Source extract Start Marker

Since this study focused on analyzing who the users engaging with scientific topics on Twitter were and how they communicated, we paid less attention to the content of the tweets themselves. Future research, such as content analysis in which researchers classify tweets to learn which types of posts get the most attention and provide practitioners with strategies for writing tweets, would potentially provide new insights to this affinity space. In addition, the data was collected over a period of only one month, and it cannot be ruled out that a specific time or event will affect the density of people’s engagement in the topic. Future work could examine longitudinal studies of science communication, such as changes in how people discuss scientific topics on microblogging platforms over several months or years. These sorts of studies could investigate changes (if any!) that occur in users identified as Scientist, Public, and Education and Outreach. Research into designing affinity spaces that feature information or roles for these groups could also be fruitful. An additional line of research could entail examining the data from an Ego-net analysis in which entities and their connections are more deeply investigated to understand if homophily (i.e., like-minded individuals communicating with one another) played a role in the flow of communication within this affinity space (Moukarzel et al., 2020). We also acknowledge the highly quantitative nature of this work, which can limit in-depth understanding of the context and people whose data we collected and analyzed. Future work could bring deeper understanding through in-depth analysis of representative users’ accounts and social networks followed by interviews with such users.

7. Conclusions

The purpose of this study was to identify the users of the Twitter online world formed by three scientific hashtags. We found three roles: Scientist, Public, and Education and Outreach users. We presented the taxonomy we used, PIT, as a valid and reliable tool that is based on users’ self-identification (Twitter user bio) and how users primarily describe themselves in their scientific practice.

Source extract End Marker
Recorded data Start Marker

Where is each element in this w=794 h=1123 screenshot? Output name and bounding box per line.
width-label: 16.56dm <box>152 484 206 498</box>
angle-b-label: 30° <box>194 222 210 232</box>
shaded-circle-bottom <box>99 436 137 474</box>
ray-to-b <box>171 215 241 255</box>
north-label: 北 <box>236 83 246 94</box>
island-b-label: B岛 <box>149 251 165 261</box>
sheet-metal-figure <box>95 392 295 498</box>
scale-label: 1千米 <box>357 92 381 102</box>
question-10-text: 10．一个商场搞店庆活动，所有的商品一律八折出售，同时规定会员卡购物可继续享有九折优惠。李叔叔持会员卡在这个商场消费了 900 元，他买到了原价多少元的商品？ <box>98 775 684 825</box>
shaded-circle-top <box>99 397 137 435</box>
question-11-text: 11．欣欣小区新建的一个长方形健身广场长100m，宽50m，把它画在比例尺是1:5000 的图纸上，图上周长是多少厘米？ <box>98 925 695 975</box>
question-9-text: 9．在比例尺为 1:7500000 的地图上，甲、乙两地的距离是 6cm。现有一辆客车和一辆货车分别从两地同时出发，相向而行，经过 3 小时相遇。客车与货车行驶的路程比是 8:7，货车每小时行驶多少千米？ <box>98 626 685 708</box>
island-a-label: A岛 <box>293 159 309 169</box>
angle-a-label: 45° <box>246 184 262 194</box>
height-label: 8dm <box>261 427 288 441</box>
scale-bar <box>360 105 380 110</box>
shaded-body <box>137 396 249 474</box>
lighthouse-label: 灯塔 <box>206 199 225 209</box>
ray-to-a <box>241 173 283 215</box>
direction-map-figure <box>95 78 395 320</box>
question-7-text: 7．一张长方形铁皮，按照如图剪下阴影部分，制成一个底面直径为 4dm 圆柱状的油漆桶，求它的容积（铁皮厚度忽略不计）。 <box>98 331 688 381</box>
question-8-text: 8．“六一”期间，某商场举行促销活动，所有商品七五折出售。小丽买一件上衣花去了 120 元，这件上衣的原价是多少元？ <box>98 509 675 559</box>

Recorded data End Marker

● Assigned task:
What three user roles does the excerpt on Twitter science hashtags report finding?

● Answer space:
Scientist, Public, and Education and Outreach.